#### WHAT IS NEEDED:
The required output is a single number: how many lines of the material contain the string "Vista".
───── PROVIDED DATA
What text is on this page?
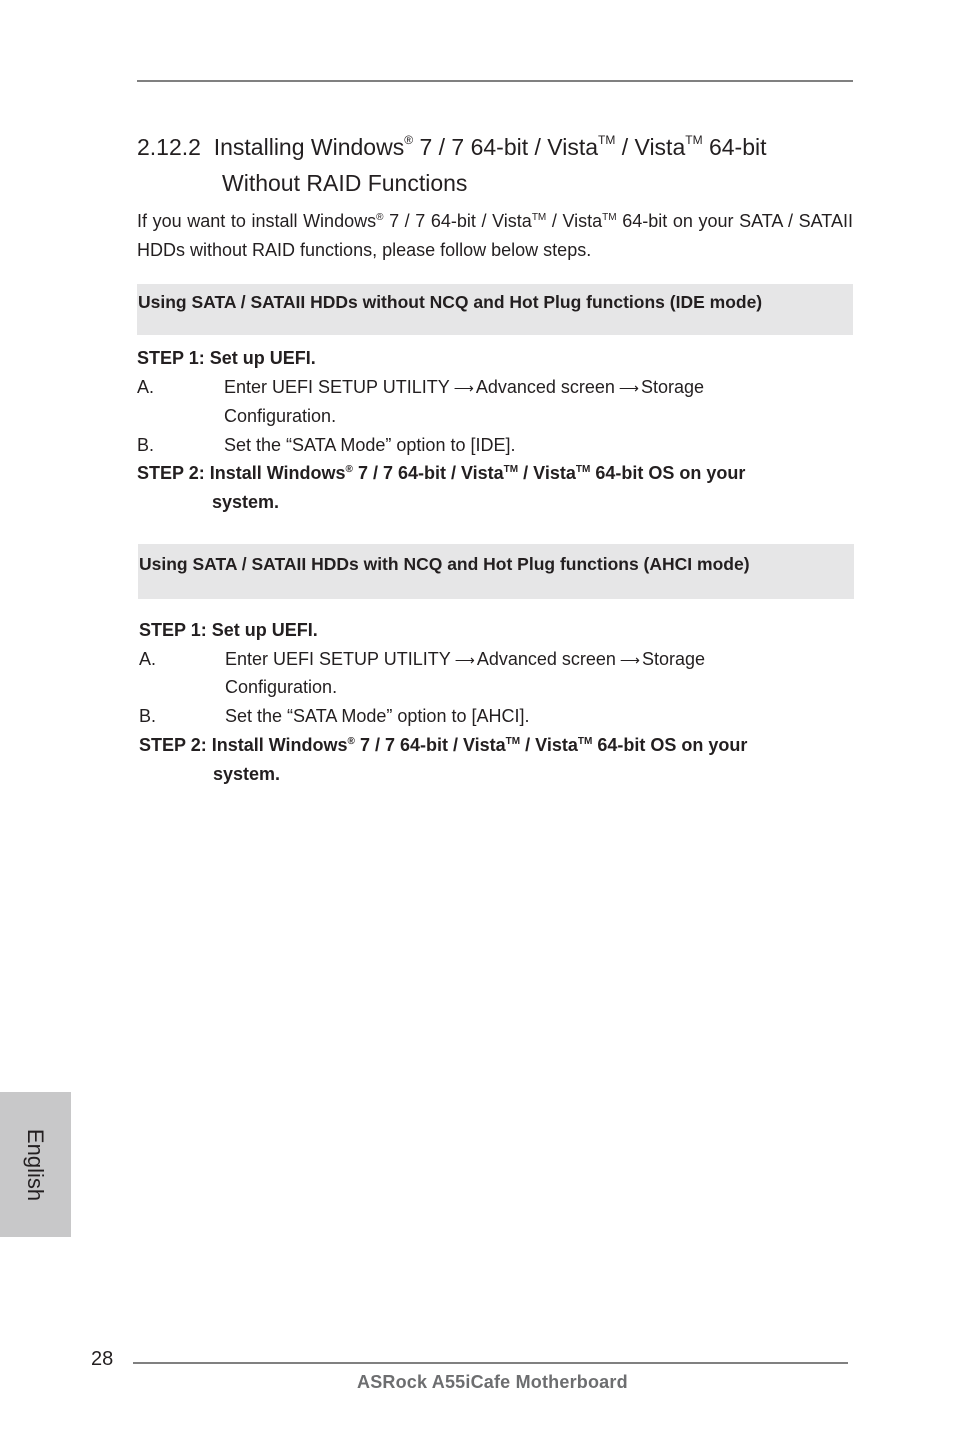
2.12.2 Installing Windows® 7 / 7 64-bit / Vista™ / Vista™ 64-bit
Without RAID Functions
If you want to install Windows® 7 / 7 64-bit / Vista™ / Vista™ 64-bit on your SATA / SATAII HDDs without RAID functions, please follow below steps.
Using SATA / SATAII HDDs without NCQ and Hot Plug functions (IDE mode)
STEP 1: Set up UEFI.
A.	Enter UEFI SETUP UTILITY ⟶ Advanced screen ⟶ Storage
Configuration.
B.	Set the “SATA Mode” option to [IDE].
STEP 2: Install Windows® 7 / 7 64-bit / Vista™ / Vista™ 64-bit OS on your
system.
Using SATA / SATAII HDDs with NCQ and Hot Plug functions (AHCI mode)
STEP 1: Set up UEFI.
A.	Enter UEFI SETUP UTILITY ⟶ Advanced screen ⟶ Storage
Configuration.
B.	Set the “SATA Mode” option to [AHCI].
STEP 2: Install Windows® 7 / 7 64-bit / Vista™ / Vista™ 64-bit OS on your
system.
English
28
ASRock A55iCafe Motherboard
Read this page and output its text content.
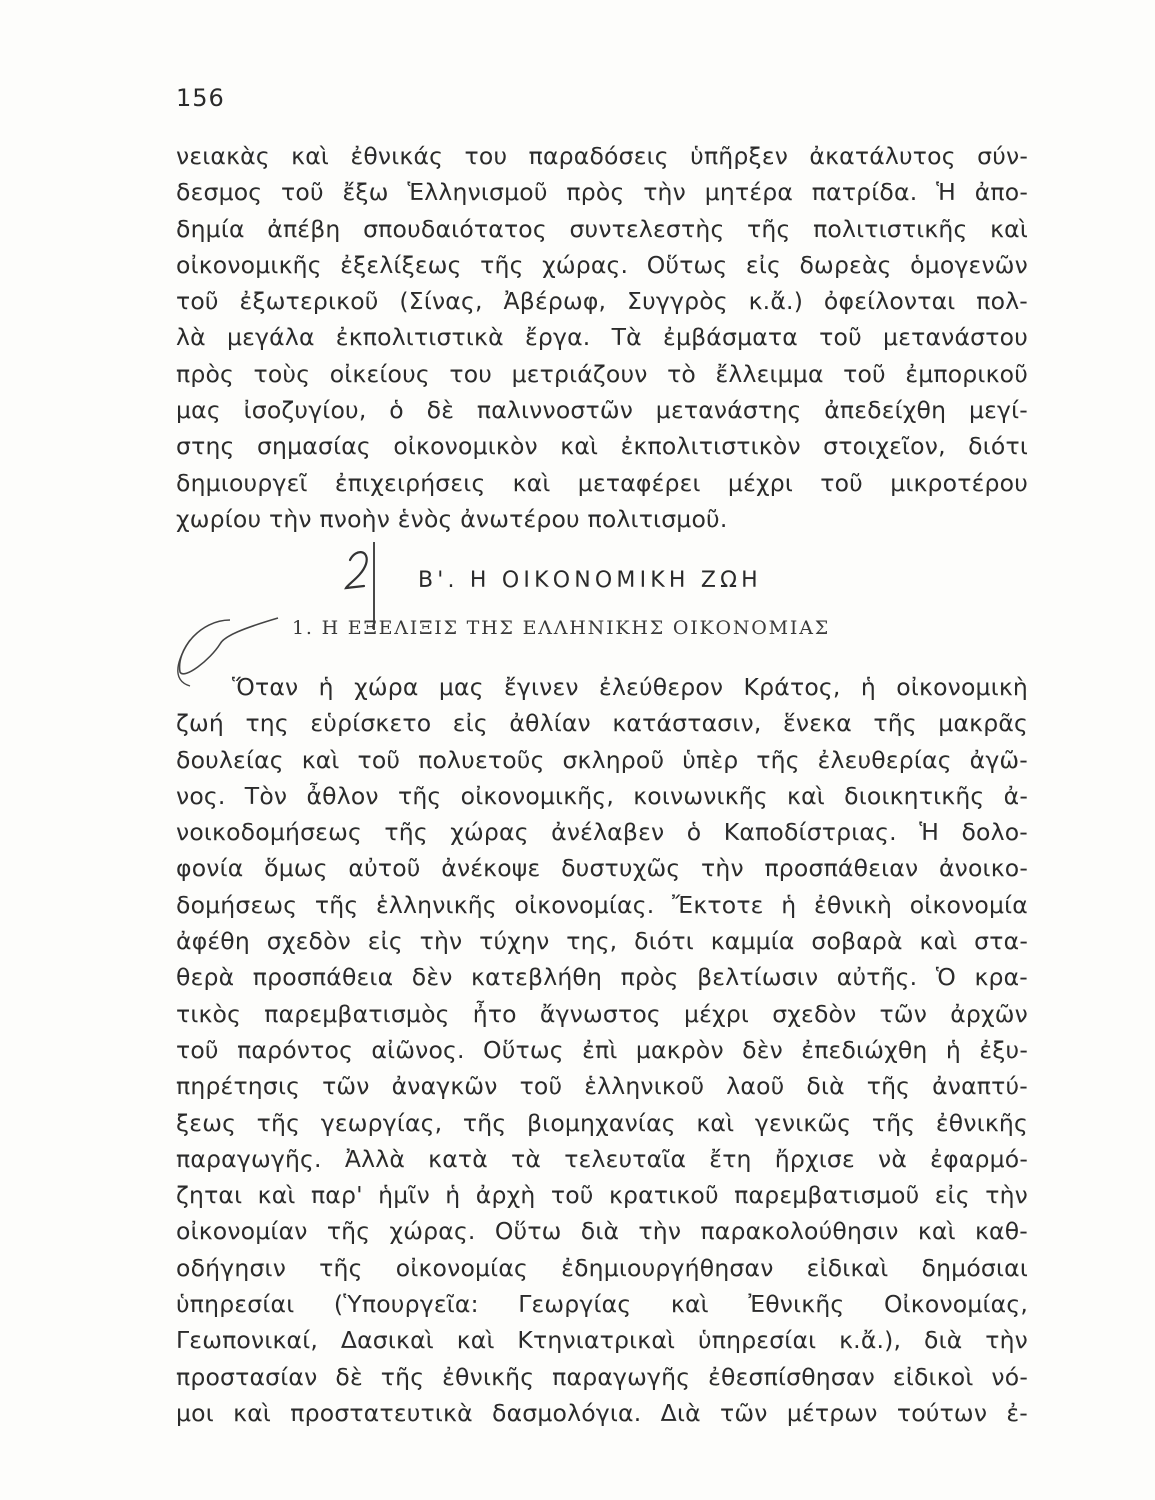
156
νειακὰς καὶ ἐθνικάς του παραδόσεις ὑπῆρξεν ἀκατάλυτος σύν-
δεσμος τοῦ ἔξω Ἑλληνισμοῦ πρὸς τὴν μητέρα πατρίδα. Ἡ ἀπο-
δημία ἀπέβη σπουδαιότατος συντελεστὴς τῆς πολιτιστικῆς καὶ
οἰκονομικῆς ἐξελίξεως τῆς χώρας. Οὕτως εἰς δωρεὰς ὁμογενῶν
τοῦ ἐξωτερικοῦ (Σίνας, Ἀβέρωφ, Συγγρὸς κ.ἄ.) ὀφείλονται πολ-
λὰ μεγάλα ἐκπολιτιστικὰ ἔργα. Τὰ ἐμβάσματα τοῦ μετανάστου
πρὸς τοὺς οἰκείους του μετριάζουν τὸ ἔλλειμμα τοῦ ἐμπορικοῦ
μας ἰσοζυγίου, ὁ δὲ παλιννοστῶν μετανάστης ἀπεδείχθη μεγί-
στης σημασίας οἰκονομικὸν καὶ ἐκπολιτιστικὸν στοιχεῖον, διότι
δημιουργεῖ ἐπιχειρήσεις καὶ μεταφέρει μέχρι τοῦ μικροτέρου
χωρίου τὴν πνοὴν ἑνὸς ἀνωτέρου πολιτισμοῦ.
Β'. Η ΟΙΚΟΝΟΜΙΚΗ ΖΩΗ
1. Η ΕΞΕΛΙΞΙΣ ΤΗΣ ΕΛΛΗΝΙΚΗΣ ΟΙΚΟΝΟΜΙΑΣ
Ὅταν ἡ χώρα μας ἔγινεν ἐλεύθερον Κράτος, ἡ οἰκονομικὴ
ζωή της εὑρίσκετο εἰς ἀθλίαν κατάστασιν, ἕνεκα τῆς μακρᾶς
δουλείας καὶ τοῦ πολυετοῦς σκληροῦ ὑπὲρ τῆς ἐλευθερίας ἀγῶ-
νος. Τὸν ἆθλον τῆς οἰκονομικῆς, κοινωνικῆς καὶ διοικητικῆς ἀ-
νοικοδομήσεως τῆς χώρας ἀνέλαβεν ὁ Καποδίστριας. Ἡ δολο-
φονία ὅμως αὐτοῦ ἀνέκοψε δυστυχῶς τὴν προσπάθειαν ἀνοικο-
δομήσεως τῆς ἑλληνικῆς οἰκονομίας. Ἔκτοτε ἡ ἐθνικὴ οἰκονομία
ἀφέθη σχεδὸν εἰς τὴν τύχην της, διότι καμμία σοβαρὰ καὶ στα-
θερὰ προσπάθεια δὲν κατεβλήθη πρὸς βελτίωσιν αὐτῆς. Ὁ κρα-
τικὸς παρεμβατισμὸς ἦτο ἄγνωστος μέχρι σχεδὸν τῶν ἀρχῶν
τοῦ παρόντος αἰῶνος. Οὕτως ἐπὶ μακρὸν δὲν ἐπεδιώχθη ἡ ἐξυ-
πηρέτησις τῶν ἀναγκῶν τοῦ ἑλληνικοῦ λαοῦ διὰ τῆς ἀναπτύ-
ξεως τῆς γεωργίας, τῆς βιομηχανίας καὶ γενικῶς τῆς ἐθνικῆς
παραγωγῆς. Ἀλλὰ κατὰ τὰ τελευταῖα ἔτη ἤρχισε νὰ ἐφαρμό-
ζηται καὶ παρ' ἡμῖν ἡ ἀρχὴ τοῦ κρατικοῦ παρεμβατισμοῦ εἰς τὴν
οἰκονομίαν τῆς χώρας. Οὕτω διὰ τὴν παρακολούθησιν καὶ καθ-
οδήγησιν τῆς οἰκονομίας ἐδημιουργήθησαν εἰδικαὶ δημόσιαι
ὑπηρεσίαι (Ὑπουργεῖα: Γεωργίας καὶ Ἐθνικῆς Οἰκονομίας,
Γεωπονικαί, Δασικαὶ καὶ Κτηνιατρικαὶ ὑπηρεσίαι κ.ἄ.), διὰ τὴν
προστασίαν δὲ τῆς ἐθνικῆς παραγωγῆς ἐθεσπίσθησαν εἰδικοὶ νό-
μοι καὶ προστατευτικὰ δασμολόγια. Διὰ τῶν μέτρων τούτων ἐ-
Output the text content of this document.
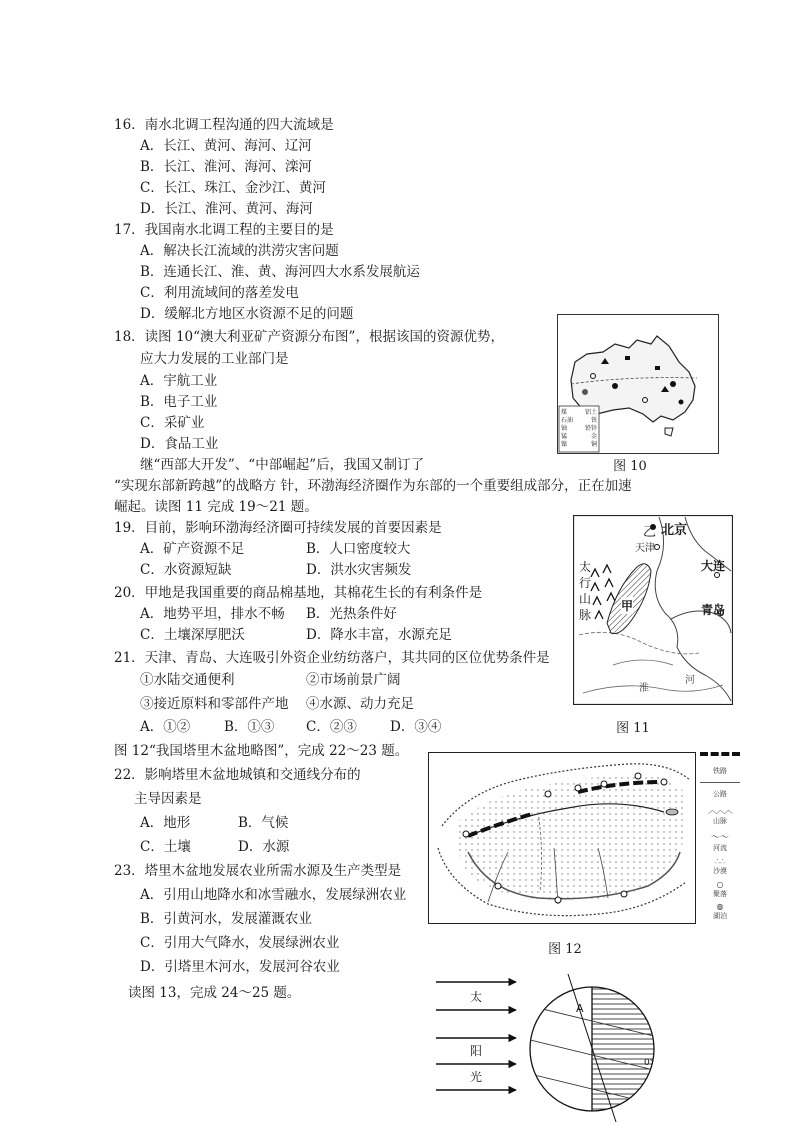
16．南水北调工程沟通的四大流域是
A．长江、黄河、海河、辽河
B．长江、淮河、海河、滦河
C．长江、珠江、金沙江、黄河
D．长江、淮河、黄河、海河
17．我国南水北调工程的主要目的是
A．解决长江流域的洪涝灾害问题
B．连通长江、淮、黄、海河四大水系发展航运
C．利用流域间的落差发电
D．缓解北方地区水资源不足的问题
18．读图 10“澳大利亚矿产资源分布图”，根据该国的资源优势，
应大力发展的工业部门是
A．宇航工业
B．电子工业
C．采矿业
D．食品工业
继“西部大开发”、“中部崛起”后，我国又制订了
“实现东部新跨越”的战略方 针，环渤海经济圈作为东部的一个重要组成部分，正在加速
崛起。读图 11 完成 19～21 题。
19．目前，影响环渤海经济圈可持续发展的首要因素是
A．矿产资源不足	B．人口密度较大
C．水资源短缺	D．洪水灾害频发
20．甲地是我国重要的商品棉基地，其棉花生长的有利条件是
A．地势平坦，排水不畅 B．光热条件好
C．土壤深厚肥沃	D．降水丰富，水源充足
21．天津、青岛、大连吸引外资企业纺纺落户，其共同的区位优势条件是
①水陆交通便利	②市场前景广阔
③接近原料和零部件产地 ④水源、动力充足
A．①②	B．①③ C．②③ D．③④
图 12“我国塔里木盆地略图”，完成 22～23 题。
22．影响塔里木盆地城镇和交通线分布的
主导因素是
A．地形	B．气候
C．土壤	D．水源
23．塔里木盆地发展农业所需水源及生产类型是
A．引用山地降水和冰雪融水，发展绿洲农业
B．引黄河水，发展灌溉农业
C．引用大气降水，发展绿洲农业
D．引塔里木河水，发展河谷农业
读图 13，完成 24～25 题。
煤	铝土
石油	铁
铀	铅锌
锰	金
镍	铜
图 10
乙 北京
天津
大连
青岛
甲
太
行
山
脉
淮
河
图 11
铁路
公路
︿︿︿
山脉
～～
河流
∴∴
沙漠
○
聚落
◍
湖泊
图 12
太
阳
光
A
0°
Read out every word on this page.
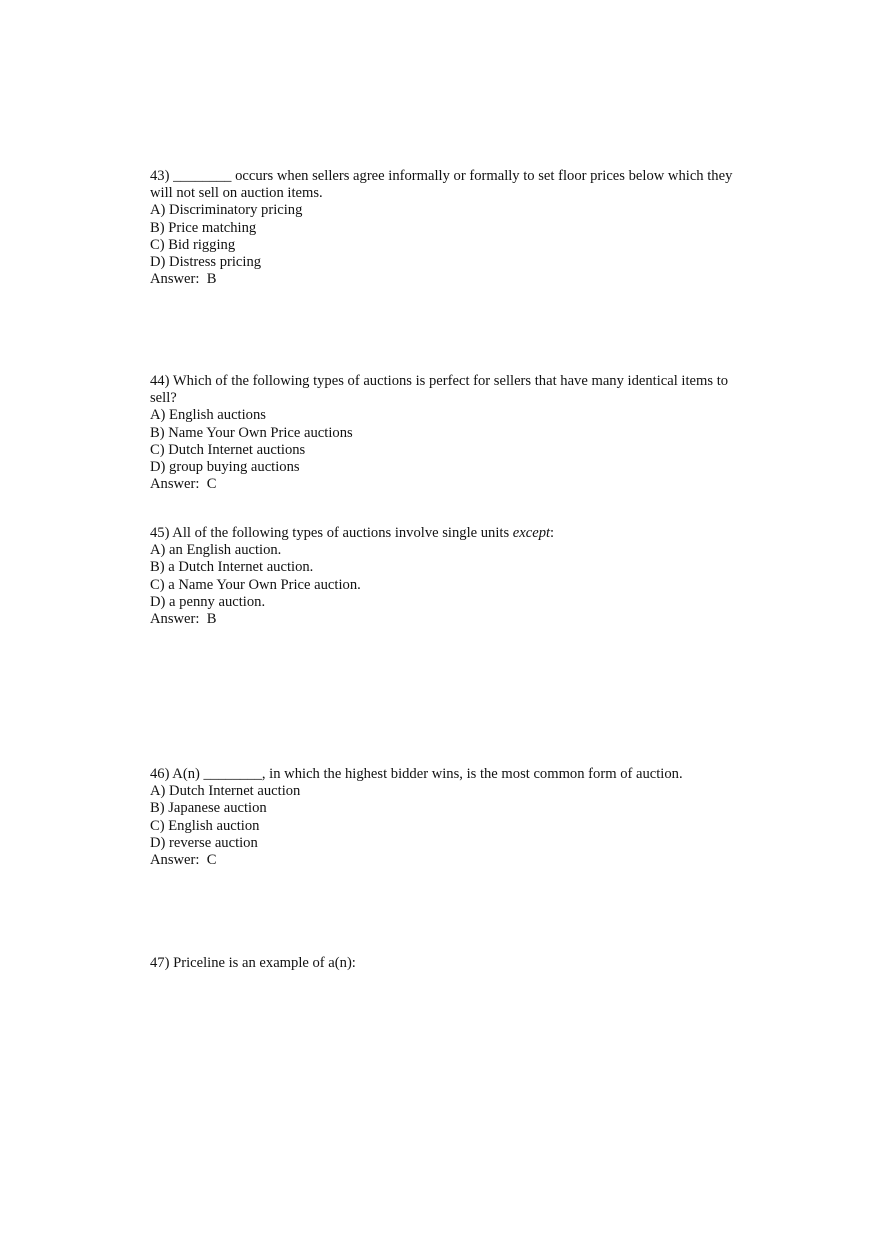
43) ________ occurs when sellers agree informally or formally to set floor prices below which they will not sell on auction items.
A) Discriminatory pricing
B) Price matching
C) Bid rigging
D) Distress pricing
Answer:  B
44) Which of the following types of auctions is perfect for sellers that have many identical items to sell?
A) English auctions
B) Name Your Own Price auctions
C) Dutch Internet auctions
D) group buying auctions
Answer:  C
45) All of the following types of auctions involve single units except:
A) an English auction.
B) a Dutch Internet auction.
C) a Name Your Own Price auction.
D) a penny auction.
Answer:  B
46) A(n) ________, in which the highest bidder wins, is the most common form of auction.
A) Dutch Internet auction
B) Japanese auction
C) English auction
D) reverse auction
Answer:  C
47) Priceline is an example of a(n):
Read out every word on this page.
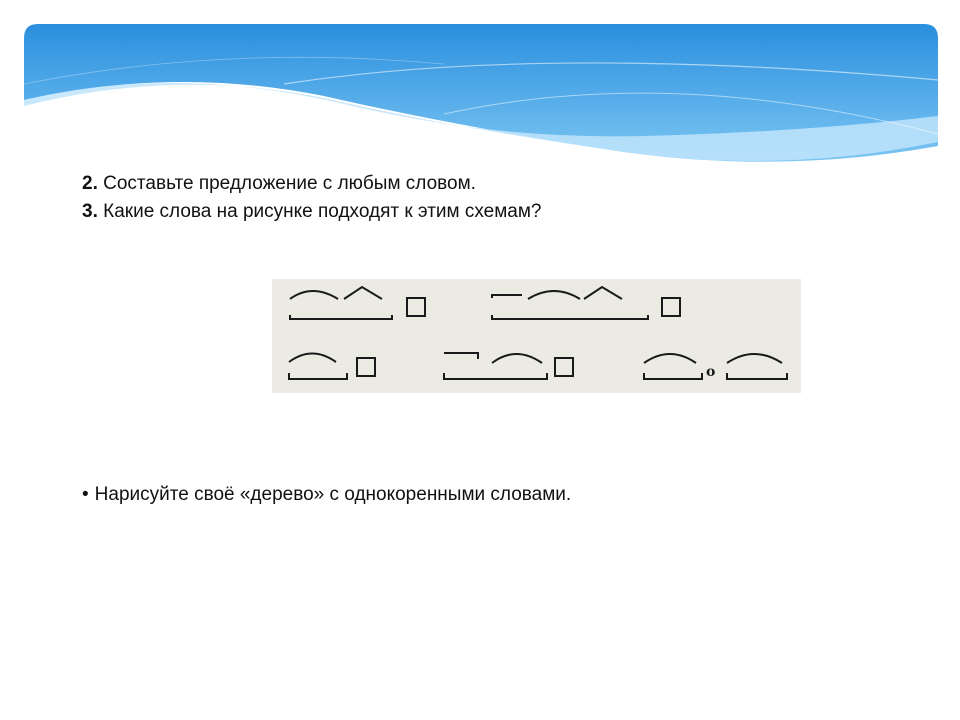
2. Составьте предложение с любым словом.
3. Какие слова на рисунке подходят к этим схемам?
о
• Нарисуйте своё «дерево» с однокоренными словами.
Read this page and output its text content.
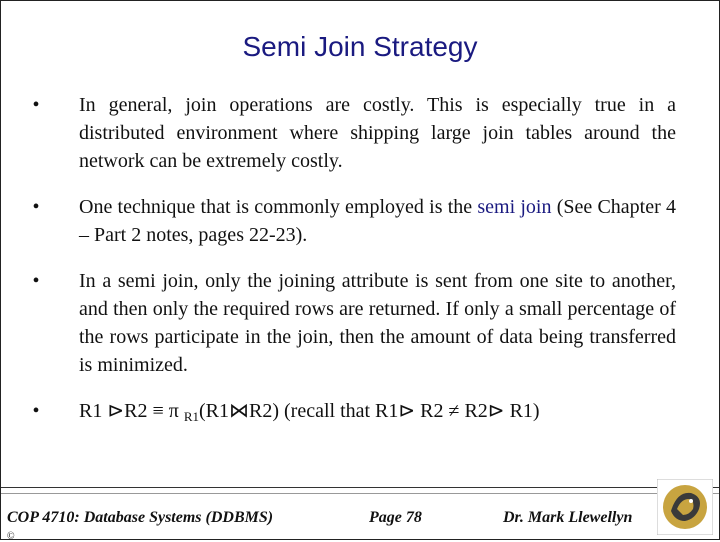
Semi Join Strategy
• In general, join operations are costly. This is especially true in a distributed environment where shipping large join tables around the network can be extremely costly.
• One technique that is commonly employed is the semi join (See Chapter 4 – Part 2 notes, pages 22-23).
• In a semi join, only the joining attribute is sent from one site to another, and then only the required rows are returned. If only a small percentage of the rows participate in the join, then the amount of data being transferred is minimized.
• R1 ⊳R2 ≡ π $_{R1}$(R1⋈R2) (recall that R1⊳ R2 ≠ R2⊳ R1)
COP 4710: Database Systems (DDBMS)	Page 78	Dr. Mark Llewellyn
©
──────────
#### ANSWER BELOW:
4